**Provided material**

+ + +

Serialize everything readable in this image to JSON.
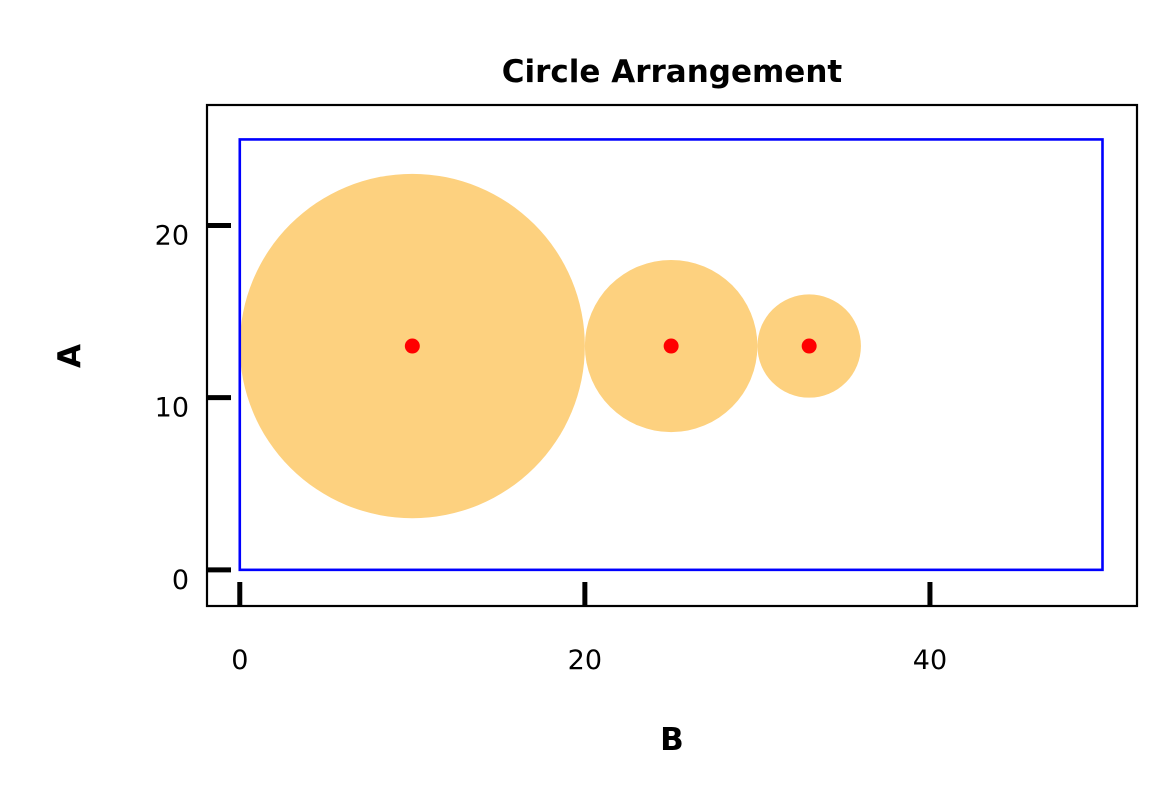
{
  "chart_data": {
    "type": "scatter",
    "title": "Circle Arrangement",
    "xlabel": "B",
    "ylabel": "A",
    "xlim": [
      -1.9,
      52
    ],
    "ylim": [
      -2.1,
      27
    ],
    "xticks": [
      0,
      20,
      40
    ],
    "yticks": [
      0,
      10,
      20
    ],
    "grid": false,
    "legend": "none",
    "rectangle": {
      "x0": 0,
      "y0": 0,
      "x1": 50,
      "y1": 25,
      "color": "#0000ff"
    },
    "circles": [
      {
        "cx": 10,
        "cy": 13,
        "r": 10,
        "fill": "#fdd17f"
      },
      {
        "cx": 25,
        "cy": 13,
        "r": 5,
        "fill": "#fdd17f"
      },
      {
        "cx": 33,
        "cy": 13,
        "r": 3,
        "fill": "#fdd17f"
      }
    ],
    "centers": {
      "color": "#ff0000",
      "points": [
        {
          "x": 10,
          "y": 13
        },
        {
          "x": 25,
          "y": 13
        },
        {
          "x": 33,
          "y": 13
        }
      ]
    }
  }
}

+ + +

**What is required**
Make an exact copy of the records above, with the pictures left out.

**Output of the task**
Serialize everything readable in this image to JSON.
{
  "chart_data": {
    "type": "scatter",
    "title": "Circle Arrangement",
    "xlabel": "B",
    "ylabel": "A",
    "xlim": [
      -1.9,
      52
    ],
    "ylim": [
      -2.1,
      27
    ],
    "xticks": [
      0,
      20,
      40
    ],
    "yticks": [
      0,
      10,
      20
    ],
    "grid": false,
    "legend": "none",
    "rectangle": {
      "x0": 0,
      "y0": 0,
      "x1": 50,
      "y1": 25,
      "color": "#0000ff"
    },
    "circles": [
      {
        "cx": 10,
        "cy": 13,
        "r": 10,
        "fill": "#fdd17f"
      },
      {
        "cx": 25,
        "cy": 13,
        "r": 5,
        "fill": "#fdd17f"
      },
      {
        "cx": 33,
        "cy": 13,
        "r": 3,
        "fill": "#fdd17f"
      }
    ],
    "centers": {
      "color": "#ff0000",
      "points": [
        {
          "x": 10,
          "y": 13
        },
        {
          "x": 25,
          "y": 13
        },
        {
          "x": 33,
          "y": 13
        }
      ]
    }
  }
}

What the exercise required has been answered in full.